*ARBEITSAUFTRÄGE*:
• 1. Geben Sie den Textauszug zum Tag der Deutschen Einheit wortgetreu wieder, und zwar beginnend mit „Vor 34 Jahren“ und fortlaufend bis einschließlich „Linden in Berlin-Mitte.“.
• 2. Beantworten Sie zum Textauszug über den Tag der Deutschen Einheit folgende Fragen:
(a) Welcher Treffpunkt wurde 1990 in Berlin vereinbart?
(b) In welcher Landschaft liegt die Stadt Weißwasser?
(c) Wen stellen die vier Männer auf dem Brunnen dar?

Vor 34 Jahren am Tag der Deutschen Einheit herrschte Begeisterung, heute eher Enttäuschung und Entfremdung. Wie bringt man diese Stimmungslagen zusammen?
Sendung nachlesen:
Treffpunkt Friedrich der Große. Ich erinnere mich noch heute an die Verabredung damals 1990 am Tag der Deutschen Einheit in Berlin. Als Kinder der ehemalig geteilten Stadt wollten meine Freunde und ich eintauchen in den Jubel. Wir wollten die Menge und das große Feuerwerk am Brandenburger Tor miterleben. Dazu brauchte es einen Treffpunkt: unter dem Reiterdenkmal Friedrichs des Großen Unter den Linden in Berlin-Mitte.
34 Jahre später stehe ich wieder unter einem Denkmal. Es befindet sich in Weißwasser, einer kleinen Stadt in der schlesischen Oberlausitz bei Görlitz, ganz nah an Polen. Das Denkmal ist ein Brunnen: Oben sind vier Männer in Schürzen dargestellt. Jeder hält ein bodenlanges Rohr in Händen. Sie blasen hinein. Am Ende des Rohres ist eine Kugel zu sehen: Es sind Glasbläser. Glaskunst und Glasindustrie prägten die Stadt im Osten, die zu DDR-Zeiten rasant wuchs und im Eiltempo durch Plattenbauten erweitert wurde.

*VORLIEGENDE ANGABEN*:
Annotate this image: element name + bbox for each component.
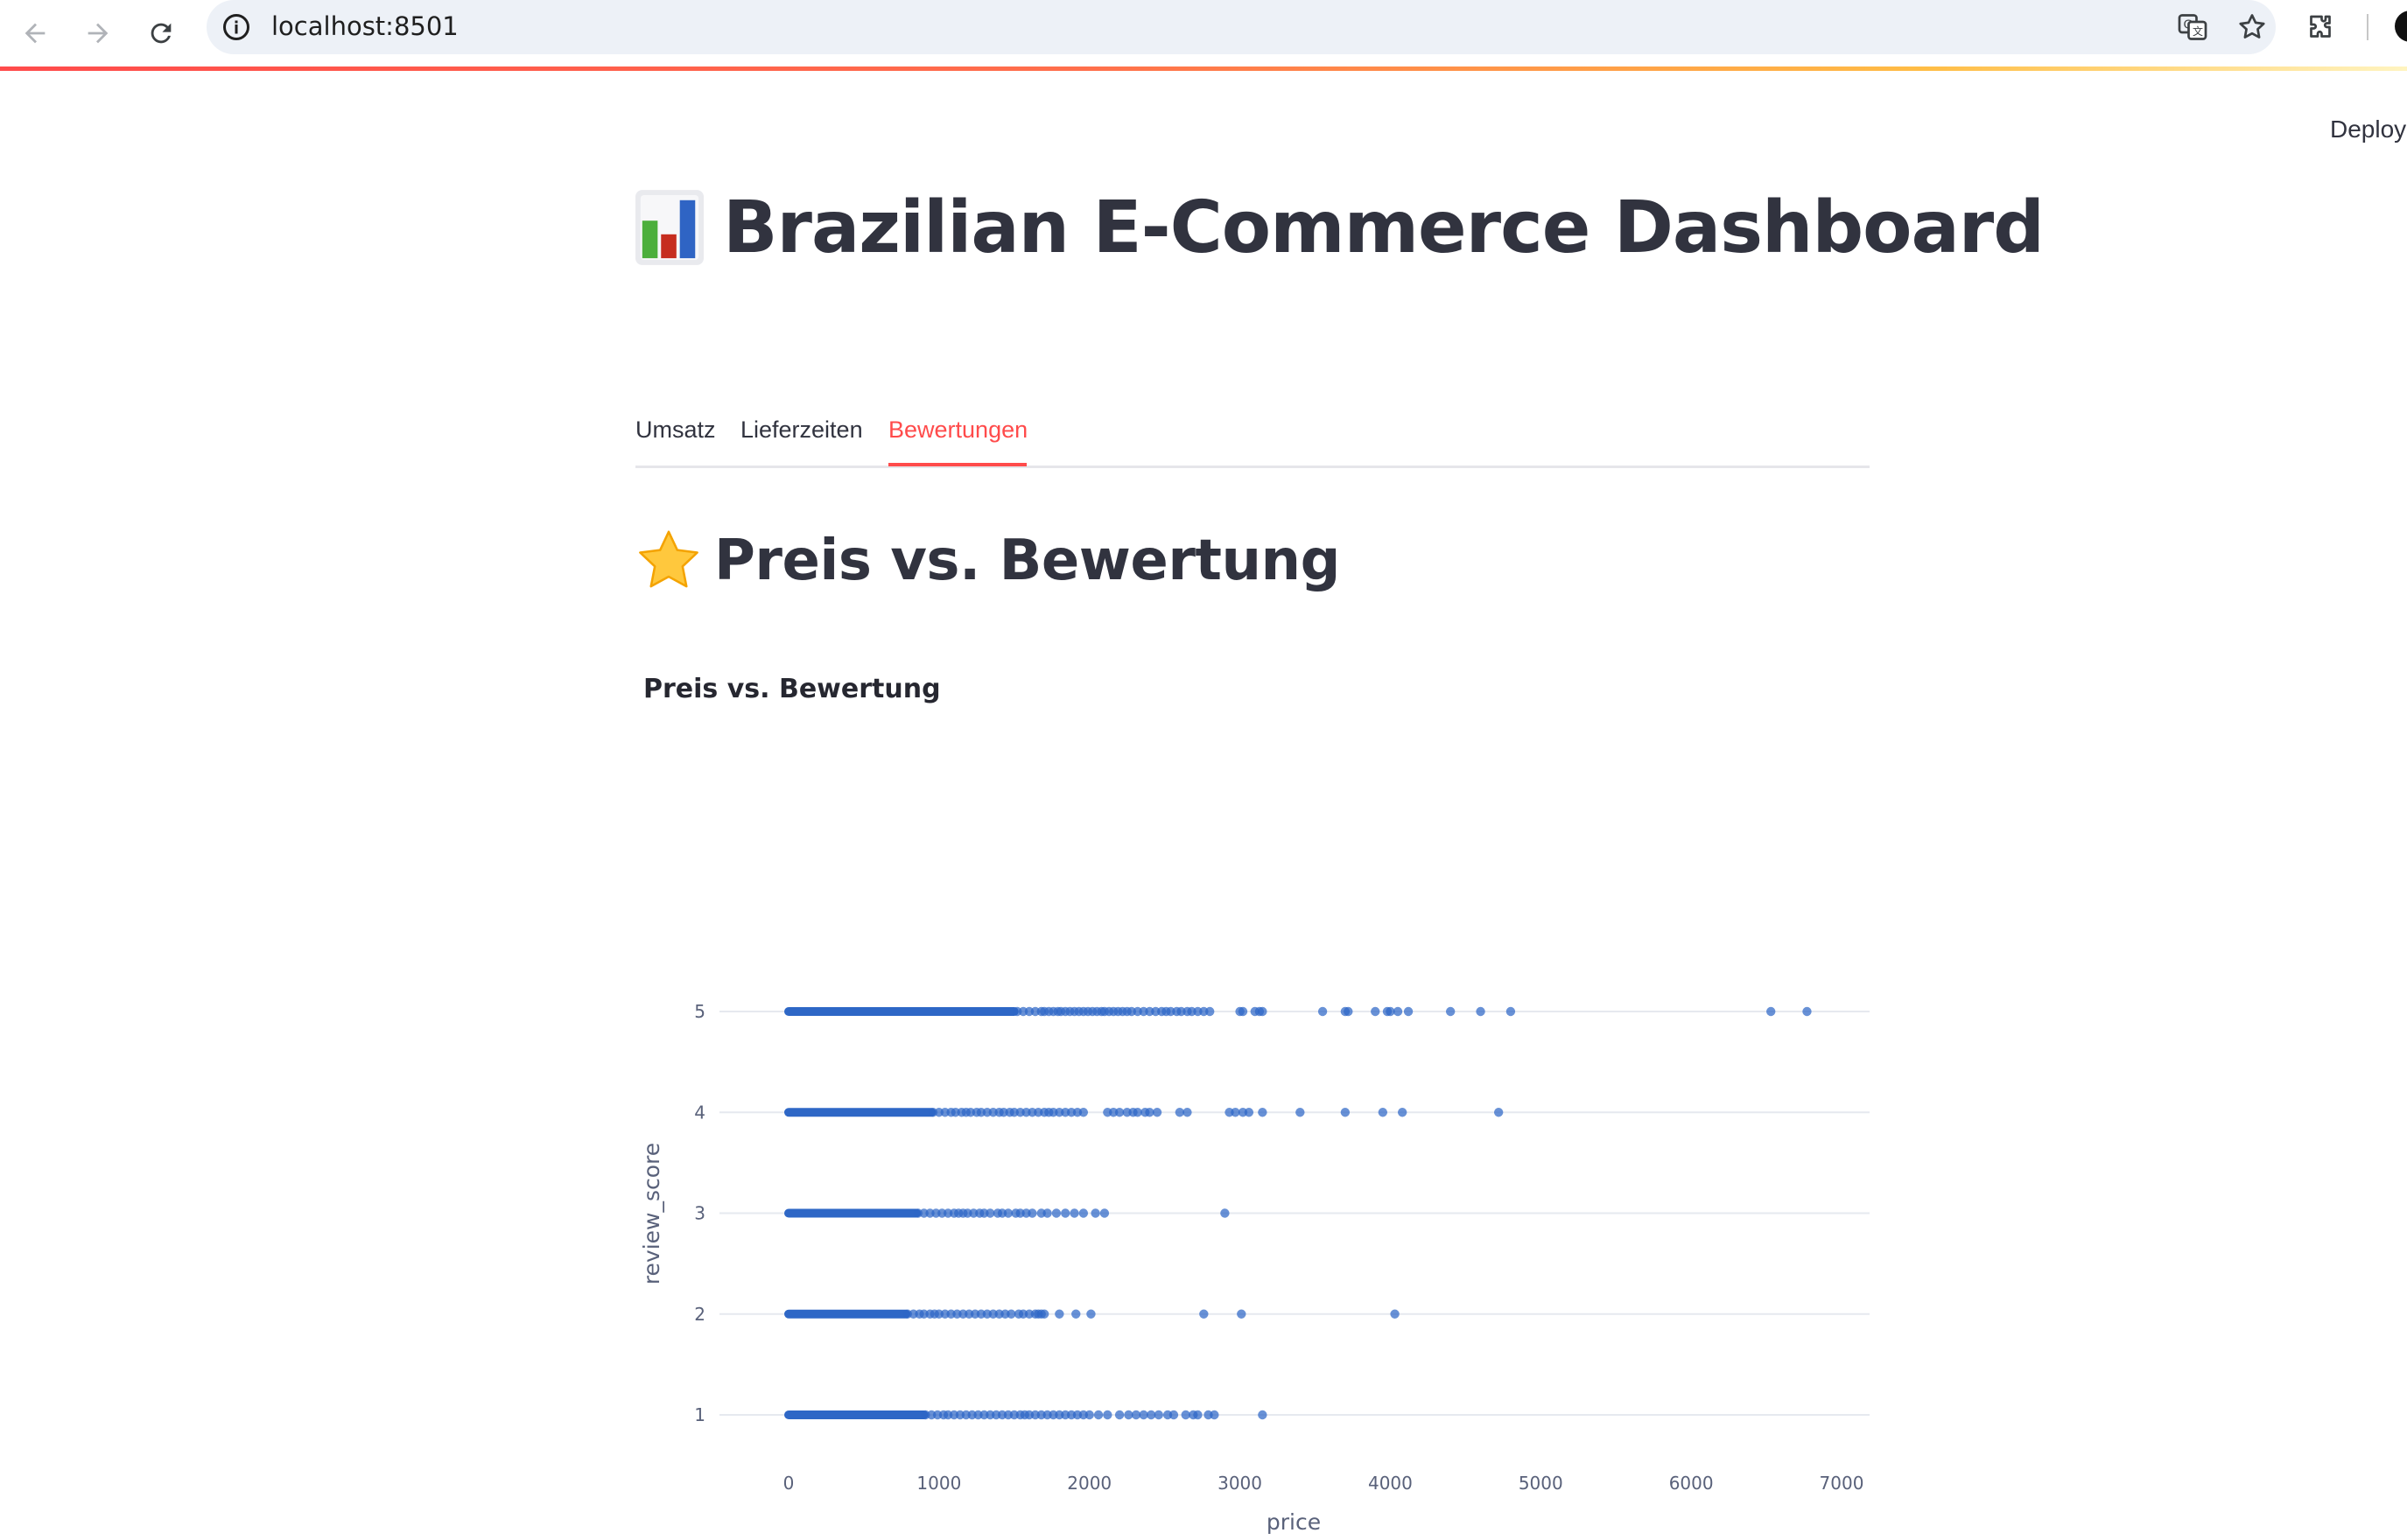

*LÖSUNGEN*:
• 1.
Vor 34 Jahren am Tag der Deutschen Einheit herrschte Begeisterung, heute eher Enttäuschung und Entfremdung. Wie bringt man diese Stimmungslagen zusammen?
Sendung nachlesen:
Treffpunkt Friedrich der Große. Ich erinnere mich noch heute an die Verabredung damals 1990 am Tag der Deutschen Einheit in Berlin. Als Kinder der ehemalig geteilten Stadt wollten meine Freunde und ich eintauchen in den Jubel. Wir wollten die Menge und das große Feuerwerk am Brandenburger Tor miterleben. Dazu brauchte es einen Treffpunkt: unter dem Reiterdenkmal Friedrichs des Großen Unter den Linden in Berlin-Mitte.

• 2.
(a) Das Reiterdenkmal Friedrichs des Großen Unter den Linden in Berlin-Mitte
(b) In der schlesischen Oberlausitz
(c) Glasbläser